(Exercise directions) Among the entries below, find the lines with "Jákup" and copy them.

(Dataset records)
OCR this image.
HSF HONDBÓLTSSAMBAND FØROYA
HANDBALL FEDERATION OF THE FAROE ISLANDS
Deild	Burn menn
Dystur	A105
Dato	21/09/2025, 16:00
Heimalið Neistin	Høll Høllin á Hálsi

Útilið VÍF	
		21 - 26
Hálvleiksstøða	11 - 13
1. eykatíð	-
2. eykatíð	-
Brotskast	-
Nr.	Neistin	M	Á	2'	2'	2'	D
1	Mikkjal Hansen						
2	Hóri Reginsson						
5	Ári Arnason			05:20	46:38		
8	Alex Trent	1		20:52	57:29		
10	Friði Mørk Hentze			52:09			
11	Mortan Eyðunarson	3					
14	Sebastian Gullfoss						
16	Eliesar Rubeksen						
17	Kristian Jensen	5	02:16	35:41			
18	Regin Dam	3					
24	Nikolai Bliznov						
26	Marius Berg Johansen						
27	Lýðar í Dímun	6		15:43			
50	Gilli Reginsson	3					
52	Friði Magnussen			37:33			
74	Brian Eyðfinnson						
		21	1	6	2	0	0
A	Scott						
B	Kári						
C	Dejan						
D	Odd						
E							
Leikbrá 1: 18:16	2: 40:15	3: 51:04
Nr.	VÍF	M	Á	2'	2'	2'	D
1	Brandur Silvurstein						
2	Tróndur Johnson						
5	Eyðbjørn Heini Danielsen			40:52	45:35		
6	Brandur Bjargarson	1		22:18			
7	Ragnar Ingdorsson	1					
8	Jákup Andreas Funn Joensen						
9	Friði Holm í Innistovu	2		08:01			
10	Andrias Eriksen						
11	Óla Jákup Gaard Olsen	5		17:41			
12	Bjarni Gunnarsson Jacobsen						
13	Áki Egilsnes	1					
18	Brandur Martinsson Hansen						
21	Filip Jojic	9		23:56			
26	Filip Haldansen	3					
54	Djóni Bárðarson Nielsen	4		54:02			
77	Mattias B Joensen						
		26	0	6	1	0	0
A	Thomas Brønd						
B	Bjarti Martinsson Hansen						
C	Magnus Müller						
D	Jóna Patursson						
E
...
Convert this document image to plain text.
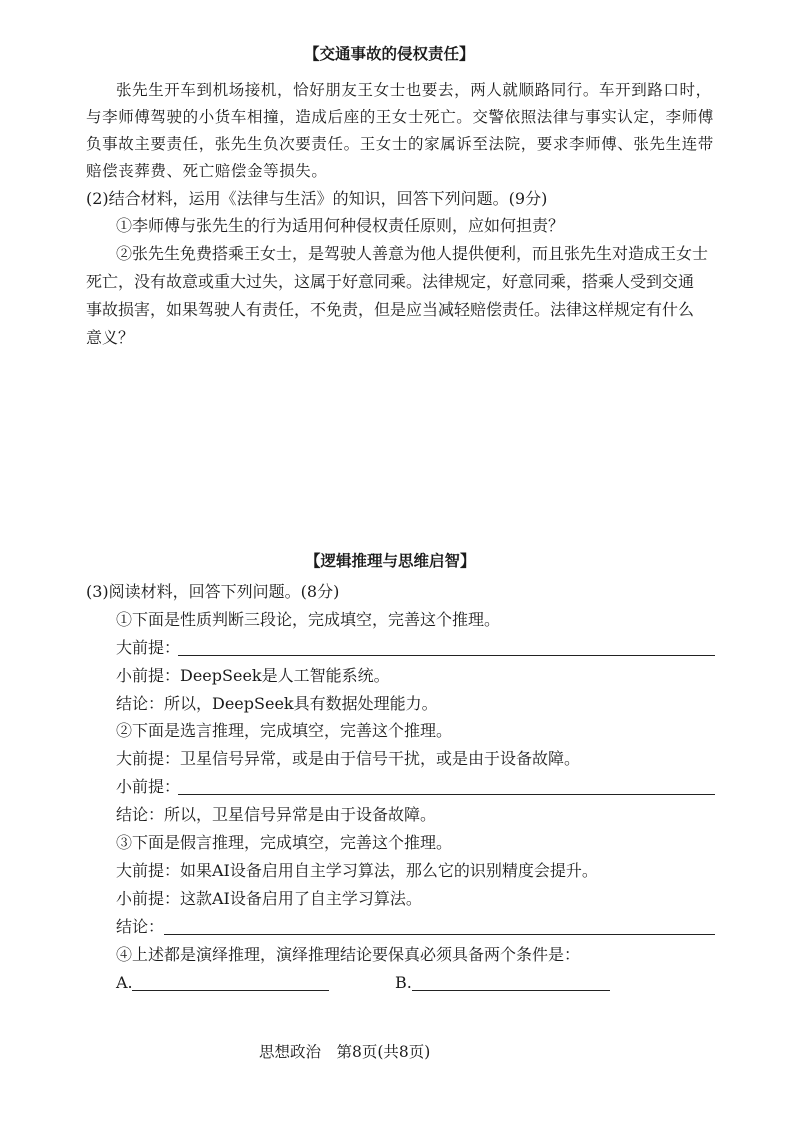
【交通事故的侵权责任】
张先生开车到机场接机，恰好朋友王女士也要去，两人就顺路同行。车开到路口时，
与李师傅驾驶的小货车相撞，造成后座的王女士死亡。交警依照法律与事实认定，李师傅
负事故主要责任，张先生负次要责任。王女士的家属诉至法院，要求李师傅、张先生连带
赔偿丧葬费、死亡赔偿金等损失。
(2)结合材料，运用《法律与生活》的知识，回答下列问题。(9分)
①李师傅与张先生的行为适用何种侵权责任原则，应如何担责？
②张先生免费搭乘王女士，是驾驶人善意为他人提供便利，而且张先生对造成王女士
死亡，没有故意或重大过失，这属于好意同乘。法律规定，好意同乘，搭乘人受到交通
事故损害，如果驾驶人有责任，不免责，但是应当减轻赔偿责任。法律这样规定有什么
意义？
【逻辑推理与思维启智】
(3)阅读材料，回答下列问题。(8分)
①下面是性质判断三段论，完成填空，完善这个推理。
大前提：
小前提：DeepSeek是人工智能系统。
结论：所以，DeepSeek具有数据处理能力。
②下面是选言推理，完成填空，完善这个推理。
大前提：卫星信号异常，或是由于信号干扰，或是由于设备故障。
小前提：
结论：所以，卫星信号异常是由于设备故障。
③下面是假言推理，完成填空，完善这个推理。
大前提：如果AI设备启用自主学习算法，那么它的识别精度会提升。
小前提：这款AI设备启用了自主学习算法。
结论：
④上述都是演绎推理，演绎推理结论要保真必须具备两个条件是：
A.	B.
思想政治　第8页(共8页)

(The result)
8	Jákup Andreas Funn Joensen						
11	Óla Jákup Gaard Olsen	5		17:41			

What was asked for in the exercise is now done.